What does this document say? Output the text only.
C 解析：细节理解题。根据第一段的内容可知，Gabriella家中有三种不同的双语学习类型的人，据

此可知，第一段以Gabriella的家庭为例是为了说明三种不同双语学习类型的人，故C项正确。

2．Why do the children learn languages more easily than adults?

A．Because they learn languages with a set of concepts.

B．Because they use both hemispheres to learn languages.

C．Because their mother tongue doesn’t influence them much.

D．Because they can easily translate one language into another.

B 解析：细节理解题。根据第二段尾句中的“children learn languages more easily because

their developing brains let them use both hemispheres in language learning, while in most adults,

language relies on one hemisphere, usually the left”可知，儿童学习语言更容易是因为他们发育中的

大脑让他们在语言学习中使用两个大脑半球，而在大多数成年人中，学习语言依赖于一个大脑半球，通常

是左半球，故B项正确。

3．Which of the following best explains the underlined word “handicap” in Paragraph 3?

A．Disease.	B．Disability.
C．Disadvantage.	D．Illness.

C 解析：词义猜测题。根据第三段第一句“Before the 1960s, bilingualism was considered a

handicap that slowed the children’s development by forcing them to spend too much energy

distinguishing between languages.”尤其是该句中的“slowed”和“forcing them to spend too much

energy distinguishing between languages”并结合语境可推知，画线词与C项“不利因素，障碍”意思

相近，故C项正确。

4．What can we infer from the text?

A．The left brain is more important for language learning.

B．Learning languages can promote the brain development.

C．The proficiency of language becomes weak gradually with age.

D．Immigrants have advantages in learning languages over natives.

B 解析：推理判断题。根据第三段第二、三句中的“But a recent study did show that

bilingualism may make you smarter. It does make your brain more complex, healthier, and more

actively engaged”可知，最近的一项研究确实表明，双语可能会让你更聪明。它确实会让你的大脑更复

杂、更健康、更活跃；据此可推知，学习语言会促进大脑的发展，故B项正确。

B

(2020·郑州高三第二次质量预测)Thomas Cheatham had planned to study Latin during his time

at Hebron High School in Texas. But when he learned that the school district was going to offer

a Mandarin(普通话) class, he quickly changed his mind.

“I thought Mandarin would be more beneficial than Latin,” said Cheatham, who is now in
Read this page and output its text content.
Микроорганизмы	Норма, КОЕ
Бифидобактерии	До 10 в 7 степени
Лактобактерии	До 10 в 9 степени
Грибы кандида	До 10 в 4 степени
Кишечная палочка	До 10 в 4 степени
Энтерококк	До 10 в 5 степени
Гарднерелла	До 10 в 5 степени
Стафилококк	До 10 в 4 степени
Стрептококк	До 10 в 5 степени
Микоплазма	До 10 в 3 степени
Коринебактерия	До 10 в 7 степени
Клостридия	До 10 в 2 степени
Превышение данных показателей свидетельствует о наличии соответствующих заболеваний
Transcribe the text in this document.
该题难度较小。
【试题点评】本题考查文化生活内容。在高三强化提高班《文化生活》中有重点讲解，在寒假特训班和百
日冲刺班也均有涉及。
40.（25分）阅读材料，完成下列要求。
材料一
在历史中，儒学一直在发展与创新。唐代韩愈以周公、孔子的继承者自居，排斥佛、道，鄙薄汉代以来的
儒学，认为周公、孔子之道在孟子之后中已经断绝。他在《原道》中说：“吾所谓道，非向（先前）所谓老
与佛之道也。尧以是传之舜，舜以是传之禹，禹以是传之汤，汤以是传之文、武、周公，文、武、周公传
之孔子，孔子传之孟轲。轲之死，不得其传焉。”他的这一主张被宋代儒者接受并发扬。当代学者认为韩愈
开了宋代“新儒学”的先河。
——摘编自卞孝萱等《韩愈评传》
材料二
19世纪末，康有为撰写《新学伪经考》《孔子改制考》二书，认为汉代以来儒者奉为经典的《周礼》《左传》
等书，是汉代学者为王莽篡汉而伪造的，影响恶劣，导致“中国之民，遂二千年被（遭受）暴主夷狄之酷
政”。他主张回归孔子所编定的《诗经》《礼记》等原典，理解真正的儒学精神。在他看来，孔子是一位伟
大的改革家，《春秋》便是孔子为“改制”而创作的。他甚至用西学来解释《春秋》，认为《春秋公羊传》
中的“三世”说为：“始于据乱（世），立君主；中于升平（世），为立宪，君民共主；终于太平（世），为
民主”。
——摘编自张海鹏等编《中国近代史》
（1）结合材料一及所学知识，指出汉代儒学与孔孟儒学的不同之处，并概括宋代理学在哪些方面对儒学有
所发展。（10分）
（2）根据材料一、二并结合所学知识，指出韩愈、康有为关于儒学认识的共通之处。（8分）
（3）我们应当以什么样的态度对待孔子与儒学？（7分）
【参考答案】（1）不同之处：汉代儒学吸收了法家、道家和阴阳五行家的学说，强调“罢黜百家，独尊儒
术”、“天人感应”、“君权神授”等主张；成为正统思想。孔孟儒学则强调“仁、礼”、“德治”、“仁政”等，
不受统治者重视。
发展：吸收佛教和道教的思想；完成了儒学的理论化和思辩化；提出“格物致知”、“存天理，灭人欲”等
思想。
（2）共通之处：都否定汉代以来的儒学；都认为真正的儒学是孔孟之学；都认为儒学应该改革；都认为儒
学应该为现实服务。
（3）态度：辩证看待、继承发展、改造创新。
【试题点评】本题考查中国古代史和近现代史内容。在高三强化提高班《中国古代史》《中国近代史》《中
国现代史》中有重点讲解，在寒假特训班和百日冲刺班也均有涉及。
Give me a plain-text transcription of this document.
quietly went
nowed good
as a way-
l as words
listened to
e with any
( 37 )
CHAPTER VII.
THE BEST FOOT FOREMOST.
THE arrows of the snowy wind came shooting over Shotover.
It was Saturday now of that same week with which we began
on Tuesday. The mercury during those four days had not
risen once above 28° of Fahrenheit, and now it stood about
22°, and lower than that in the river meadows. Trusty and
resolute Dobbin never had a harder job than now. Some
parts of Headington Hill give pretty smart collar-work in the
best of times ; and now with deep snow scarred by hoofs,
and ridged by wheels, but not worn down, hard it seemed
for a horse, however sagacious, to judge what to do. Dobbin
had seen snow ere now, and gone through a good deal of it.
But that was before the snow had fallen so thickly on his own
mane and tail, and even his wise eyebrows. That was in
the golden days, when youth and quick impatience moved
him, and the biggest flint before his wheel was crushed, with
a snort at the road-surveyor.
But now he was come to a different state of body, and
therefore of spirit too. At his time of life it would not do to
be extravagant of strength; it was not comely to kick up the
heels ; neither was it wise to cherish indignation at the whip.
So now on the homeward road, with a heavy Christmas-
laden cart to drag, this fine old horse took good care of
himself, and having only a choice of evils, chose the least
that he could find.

----

Look through the entries above. Extract each line with the word "Dobbin".

→ FINAL RESULT
resolute Dobbin never had a harder job than now. Some
for a horse, however sagacious, to judge what to do. Dobbin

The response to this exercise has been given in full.